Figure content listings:

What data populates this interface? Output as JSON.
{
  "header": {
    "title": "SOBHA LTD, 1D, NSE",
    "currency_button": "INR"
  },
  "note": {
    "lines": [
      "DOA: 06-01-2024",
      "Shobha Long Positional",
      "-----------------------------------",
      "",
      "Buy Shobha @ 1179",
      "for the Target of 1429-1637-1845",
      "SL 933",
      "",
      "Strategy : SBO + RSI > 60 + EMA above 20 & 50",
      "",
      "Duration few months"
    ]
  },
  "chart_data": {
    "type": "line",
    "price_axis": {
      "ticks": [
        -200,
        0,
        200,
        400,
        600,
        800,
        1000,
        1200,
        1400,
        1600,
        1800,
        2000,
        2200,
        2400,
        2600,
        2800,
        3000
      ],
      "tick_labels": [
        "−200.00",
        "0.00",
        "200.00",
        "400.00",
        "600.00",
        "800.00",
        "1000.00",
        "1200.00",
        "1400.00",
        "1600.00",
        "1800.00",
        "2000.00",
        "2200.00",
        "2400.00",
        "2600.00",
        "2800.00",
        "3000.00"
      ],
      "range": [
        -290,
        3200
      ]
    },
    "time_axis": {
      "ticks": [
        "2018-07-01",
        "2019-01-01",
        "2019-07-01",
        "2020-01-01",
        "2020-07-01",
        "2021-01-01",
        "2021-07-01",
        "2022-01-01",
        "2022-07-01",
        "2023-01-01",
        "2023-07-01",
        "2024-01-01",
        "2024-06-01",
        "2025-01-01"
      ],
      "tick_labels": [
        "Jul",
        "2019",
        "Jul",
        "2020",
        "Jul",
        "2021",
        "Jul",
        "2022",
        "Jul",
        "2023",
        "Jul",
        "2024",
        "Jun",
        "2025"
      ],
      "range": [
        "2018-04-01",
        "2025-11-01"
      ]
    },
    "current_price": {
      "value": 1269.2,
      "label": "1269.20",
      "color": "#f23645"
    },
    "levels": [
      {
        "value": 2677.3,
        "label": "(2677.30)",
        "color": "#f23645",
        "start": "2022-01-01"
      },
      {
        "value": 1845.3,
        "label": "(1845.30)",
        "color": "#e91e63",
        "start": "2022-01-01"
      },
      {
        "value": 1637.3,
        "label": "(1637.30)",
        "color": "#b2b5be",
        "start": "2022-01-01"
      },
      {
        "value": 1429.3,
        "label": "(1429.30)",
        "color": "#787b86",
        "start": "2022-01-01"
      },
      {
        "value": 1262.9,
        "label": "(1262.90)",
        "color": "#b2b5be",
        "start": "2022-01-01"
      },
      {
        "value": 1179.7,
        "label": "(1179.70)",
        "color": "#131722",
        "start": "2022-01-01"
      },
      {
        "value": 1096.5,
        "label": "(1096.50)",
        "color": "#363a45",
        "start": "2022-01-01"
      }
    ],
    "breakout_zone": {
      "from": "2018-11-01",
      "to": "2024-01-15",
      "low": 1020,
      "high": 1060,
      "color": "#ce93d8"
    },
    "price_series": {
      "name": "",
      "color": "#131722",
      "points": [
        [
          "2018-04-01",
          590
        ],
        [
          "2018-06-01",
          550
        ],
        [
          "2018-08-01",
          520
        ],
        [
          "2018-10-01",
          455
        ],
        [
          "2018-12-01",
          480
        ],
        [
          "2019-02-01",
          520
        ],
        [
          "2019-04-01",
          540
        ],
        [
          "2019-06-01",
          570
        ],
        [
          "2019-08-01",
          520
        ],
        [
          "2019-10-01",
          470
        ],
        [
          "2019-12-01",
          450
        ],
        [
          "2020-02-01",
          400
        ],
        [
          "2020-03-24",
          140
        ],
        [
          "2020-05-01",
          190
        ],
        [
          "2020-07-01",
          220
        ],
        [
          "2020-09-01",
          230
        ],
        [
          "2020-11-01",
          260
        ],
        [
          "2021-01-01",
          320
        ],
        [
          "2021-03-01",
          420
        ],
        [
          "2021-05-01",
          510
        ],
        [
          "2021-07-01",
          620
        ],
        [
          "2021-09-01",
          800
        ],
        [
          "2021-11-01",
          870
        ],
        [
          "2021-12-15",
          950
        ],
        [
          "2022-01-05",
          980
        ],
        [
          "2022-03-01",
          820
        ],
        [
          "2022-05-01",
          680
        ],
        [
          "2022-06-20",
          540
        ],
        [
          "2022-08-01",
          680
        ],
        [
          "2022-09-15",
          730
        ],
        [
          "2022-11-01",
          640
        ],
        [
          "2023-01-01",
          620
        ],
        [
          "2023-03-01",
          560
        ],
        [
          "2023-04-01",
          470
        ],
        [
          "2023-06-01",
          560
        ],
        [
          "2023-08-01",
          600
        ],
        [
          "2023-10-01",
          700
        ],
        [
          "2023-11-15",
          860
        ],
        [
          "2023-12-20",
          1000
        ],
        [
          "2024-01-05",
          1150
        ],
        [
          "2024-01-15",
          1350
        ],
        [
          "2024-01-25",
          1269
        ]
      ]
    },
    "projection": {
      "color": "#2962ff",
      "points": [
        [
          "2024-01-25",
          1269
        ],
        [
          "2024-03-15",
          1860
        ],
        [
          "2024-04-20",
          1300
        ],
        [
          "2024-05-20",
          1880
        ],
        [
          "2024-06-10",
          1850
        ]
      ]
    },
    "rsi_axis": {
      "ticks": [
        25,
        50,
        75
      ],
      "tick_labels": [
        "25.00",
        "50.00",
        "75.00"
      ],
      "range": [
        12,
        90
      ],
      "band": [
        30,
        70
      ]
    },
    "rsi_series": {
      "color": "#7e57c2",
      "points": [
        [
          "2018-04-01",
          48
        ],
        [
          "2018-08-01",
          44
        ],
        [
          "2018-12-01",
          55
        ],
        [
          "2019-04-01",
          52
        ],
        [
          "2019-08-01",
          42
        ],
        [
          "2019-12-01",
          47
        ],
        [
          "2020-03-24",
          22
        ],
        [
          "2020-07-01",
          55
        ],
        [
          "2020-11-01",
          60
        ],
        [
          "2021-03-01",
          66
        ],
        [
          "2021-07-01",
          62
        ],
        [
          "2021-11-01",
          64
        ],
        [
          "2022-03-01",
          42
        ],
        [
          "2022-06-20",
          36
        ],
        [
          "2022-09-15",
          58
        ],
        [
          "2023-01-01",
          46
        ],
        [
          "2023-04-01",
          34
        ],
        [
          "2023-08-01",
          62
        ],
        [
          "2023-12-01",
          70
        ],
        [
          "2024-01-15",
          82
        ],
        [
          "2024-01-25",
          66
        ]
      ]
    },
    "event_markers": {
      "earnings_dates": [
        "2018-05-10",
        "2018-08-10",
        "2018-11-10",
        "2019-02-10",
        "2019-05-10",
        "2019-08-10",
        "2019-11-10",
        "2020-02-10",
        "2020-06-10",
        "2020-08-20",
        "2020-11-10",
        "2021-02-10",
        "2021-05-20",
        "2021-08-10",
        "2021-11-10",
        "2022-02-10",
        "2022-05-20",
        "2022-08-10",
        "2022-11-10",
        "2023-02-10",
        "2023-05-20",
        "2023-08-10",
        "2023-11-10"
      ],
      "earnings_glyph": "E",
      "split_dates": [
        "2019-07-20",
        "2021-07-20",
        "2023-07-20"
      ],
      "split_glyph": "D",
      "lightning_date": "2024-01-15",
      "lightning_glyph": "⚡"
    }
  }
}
* * *
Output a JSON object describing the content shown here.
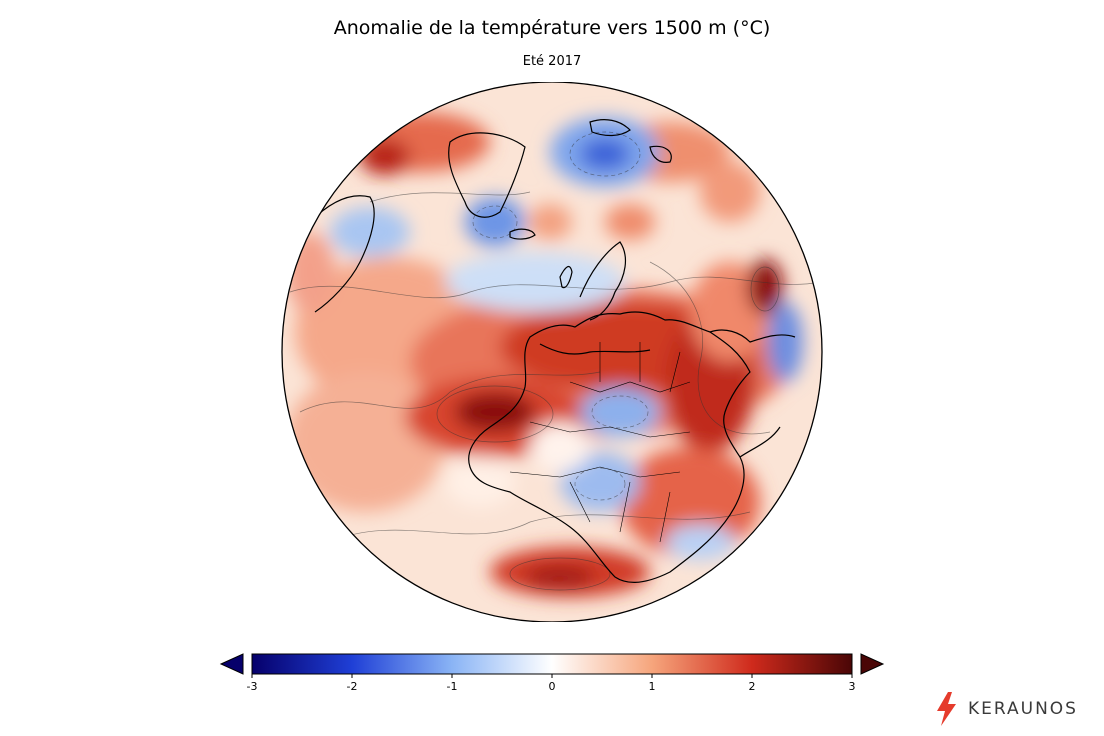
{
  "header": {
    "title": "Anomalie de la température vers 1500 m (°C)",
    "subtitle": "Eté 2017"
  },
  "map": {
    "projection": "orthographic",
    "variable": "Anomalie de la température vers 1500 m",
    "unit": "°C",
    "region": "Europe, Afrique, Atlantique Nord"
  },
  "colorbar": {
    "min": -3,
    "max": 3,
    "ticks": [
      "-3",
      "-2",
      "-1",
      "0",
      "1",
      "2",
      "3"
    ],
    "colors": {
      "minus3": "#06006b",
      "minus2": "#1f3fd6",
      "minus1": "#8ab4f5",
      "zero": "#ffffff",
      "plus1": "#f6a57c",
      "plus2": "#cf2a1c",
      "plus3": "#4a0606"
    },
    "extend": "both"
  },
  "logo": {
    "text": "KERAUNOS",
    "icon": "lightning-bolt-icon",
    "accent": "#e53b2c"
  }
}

(Exercise brief):
Within the records, how many lines include "vers"? The answer is the number and nothing else.

(Exercise output):
2